=== ФРАГМЕНТ ДОКУМЕНТА ===
Соня – странная угрюмая девочка в очках, увлечённая рисованием и музыкой. У неё нет друзей. Такие, как она, обычно становятся аутсайдерами в школьном коллективе. Её не интересуют школьные предметы, и неудивительно, ведь они совершенно оторваны от действительности, а учителя даже не пытаются понять, чем живут сегодняшние дети и что их заботит.
Первая часть книги состоит из нескольких глав, посвящённых школьным предметам.
Вторая часть менее смешная, более сильная, глубокая и трагичная. Она посвящена травле, одиночеству в толпе, непониманию.
В Сонином случае всё заканчивается хорошо. Она находит в себе силы пережить сложные времена, её спасает творчество.
Кажется, что со страниц этой книги автор протягивает руку всем разочаровавшимся и потерявшимся в этом пустом и холодном мире «соням» и даёт понять, что они не одиноки и что школа и подростковый возраст – это не навсегда.
Мы встретились с автором книги Алексеем Олейниковым, чтобы обсудить как саму книгу, так и вопросы, которые в ней поднимаются.
– Как появилась идея сделать книжку про Соню?
– Как таковой идеи не было, я просто написал текст про Дубровского –
Дубровский был дворянин, но очень бедный,
В кармане носил грошик медный,
Стрелял медведей в ухо,
Лишая их таким образом слуха.
Чтобы добыть себе пропитание,
Организовал бандформирование,
Влюбил в себя Троекурову Машу,
Но решил не мстить её папаше
За гибель папы своего.
Общался с Машей через дупло,
Но когда понял, что ничего
Ему не светит, уехал за границу,
В Женеву,
А может быть, в Ниццу.
– и стал думать, от чьего имени может идти это повествование. Сразу возник образ девушки с таким саркастическим, отличающимся от других взглядом, у неё появилось имя, я понял, что это именно седьмой класс, а не шестой или восьмой. Потом на этот образ стали нанизываться другие истории. И пока энергия материала не исчерпалась, я не закончил.
– Почему Вы выбрали формат стихотворного комикса?
=== ВЫДЕРЖКИ ИЗ СТРОК ===
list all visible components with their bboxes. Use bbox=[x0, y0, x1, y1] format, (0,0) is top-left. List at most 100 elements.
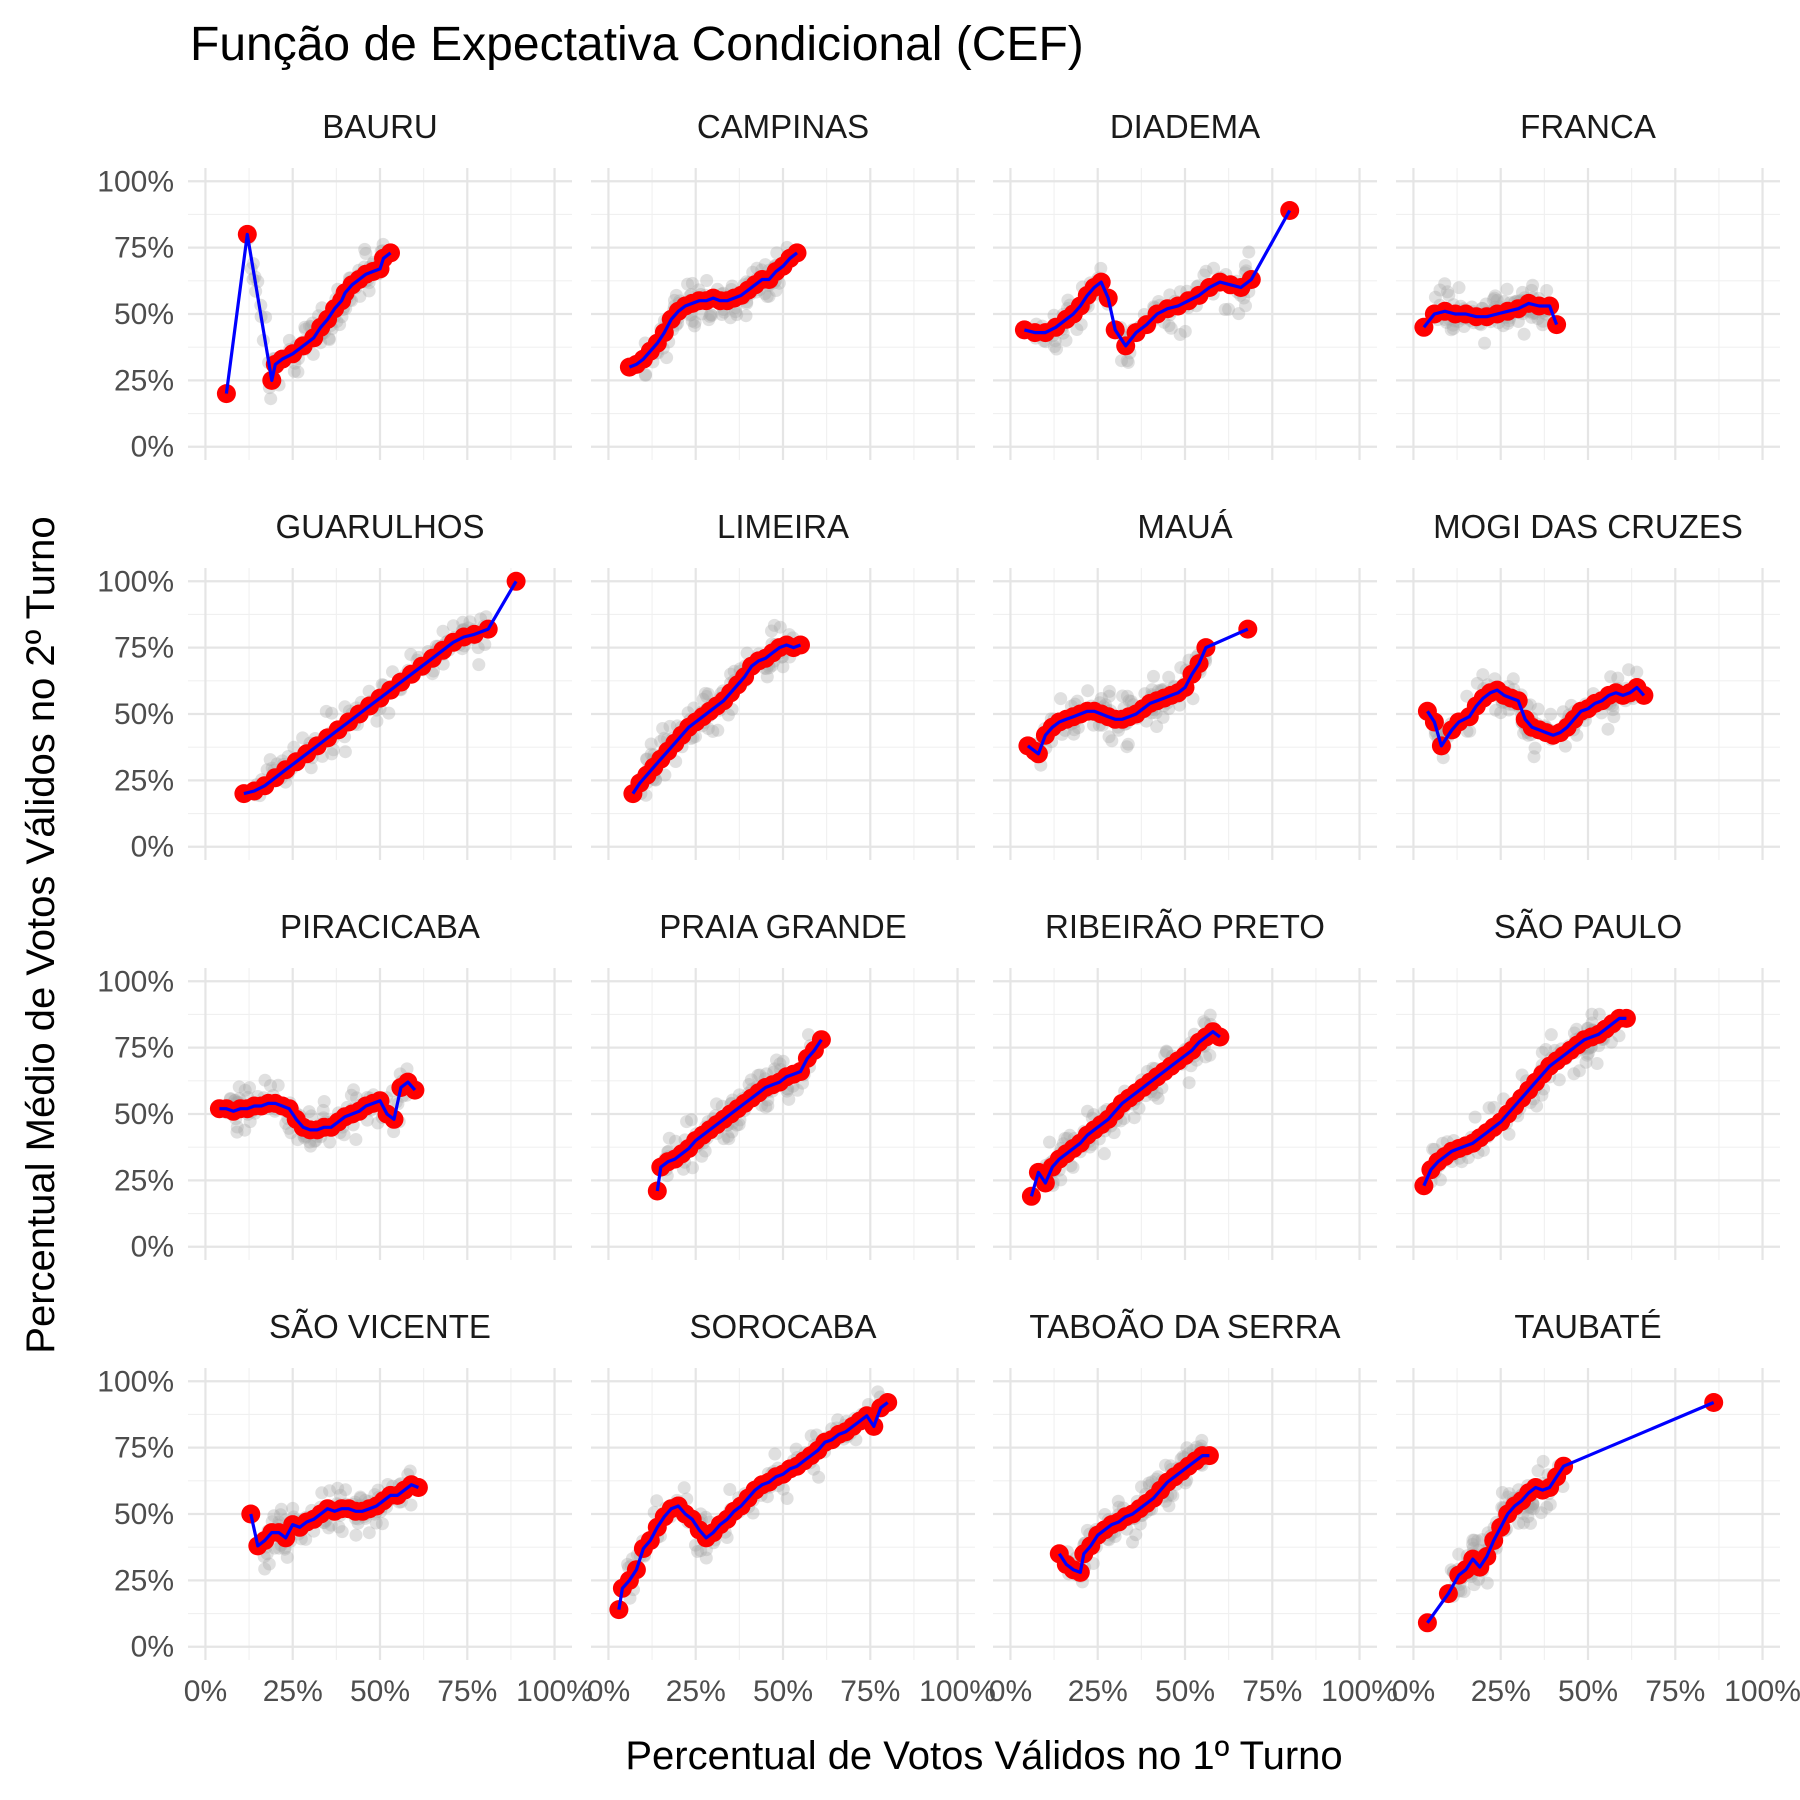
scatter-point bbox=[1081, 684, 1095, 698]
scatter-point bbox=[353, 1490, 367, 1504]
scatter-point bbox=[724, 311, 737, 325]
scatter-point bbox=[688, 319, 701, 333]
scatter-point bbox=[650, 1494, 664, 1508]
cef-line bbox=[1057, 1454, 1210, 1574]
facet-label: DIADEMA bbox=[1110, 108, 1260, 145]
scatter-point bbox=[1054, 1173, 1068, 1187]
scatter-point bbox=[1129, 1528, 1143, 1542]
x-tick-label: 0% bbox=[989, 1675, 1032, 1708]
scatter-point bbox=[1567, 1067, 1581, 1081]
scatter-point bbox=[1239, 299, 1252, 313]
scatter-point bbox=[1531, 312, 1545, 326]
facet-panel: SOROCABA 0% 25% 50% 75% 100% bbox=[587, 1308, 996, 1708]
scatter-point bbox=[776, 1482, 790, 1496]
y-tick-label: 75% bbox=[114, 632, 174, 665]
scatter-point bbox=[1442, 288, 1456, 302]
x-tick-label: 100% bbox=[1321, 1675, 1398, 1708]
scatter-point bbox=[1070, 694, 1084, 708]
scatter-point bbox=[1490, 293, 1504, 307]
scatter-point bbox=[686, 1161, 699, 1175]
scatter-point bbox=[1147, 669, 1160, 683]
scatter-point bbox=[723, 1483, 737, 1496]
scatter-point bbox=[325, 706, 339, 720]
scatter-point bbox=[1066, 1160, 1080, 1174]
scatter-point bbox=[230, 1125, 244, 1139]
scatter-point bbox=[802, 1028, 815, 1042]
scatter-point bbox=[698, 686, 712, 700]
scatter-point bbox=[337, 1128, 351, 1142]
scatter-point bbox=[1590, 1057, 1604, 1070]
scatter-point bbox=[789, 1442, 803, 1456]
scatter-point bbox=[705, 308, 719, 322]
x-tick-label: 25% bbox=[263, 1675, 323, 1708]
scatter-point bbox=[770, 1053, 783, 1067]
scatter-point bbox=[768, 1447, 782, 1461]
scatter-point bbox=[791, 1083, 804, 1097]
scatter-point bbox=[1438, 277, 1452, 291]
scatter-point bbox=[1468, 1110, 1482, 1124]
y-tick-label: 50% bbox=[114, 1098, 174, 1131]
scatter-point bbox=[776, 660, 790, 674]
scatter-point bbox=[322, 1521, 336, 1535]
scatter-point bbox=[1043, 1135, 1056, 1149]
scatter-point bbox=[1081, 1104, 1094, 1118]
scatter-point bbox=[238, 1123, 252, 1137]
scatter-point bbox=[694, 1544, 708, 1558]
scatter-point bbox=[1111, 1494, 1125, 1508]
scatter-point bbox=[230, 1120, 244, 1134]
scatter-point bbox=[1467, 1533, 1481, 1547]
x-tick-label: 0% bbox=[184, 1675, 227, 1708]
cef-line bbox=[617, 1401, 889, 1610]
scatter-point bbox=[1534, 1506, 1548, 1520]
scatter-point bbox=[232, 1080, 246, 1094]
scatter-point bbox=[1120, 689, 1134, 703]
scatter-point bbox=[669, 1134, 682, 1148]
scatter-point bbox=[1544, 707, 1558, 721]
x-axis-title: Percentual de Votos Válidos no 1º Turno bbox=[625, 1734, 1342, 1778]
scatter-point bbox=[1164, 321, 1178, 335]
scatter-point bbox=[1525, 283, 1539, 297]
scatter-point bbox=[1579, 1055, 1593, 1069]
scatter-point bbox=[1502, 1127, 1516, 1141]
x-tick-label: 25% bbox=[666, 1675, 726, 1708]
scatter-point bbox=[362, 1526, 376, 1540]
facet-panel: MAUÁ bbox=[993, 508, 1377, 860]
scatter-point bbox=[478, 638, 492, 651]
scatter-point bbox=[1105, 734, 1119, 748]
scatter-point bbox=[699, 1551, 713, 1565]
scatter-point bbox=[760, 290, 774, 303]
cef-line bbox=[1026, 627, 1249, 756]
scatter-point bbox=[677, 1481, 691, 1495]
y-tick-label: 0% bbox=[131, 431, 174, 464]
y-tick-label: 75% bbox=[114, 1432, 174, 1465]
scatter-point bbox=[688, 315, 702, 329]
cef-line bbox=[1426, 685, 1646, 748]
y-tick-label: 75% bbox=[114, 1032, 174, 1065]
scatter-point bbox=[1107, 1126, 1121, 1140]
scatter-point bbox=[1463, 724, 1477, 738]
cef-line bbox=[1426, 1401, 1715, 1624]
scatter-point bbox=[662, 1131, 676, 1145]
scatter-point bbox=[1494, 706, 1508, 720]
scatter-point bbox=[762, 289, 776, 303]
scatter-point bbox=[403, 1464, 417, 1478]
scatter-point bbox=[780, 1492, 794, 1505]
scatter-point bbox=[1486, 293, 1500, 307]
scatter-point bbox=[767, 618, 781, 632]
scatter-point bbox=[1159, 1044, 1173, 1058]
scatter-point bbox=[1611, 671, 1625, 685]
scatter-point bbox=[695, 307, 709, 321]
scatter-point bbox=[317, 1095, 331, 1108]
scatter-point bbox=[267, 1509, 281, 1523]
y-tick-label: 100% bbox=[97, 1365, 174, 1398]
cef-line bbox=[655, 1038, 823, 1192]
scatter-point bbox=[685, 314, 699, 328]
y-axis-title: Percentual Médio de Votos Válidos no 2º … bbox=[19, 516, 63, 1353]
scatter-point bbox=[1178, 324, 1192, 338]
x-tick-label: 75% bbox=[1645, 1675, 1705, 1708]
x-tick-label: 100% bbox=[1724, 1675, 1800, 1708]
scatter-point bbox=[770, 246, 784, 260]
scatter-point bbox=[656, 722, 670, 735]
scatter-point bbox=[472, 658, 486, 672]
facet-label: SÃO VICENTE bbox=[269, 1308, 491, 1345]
===
**ПИСЬМЕННЫЕ ЗАДАНИЯ:**
a – Что, по словам текста о книге про Соню, помогает героине пережить сложные времена?
b – Допишите текст о книге про Соню, начав сразу после его последней фразы.

**ОТВЕТЫ К ЗАДАНИЯМ:**
a – Соню спасает творчество.

b –
– Когда я понял, что тексты собираются в некоторый цикл, я подумал, что было бы прикольно это издать. Но понятно, что сборник стихов никому не зайдёт, нужна графическая подача, в идеале – комикс. Знающие люди говорили, что бессмысленно делать стихотворный комикс, у комиксов своя структура повествования, довольно жёсткая, а у стихов – своя. В принципе, эти люди оказались правы, потому что «Соня» в итоге не комикс. В комиксе есть диалоги, а здесь практически всегда идёт монолог героини – внутренний перетекает во внешний. В общем, я начал искать художника. И нашёл Тима (Тимофей Яржомбек – иллюстратор книги «Соня из 7 буэ» – прим. авт.)
– Почему Вы остановили выбор на нём?
– Я сначала попробовал с другой художницей, но у неё не пошло. И она сказала: попробуй Яржомбека, он под этот текст подходит идеально. Я посмотрел его картинки, мне они не понравились, и я подумал – это хорошо. Книжка должна не нравиться, а цеплять, а манера, в которой Тим рисует, очень узнаваемая. Я с ним связался, а он тоже человек авантюрный и сказал: давай попробуем. И он начал искать образ. Постепенно нашёл, хотя я эту девушку видел по-другому.
– Как?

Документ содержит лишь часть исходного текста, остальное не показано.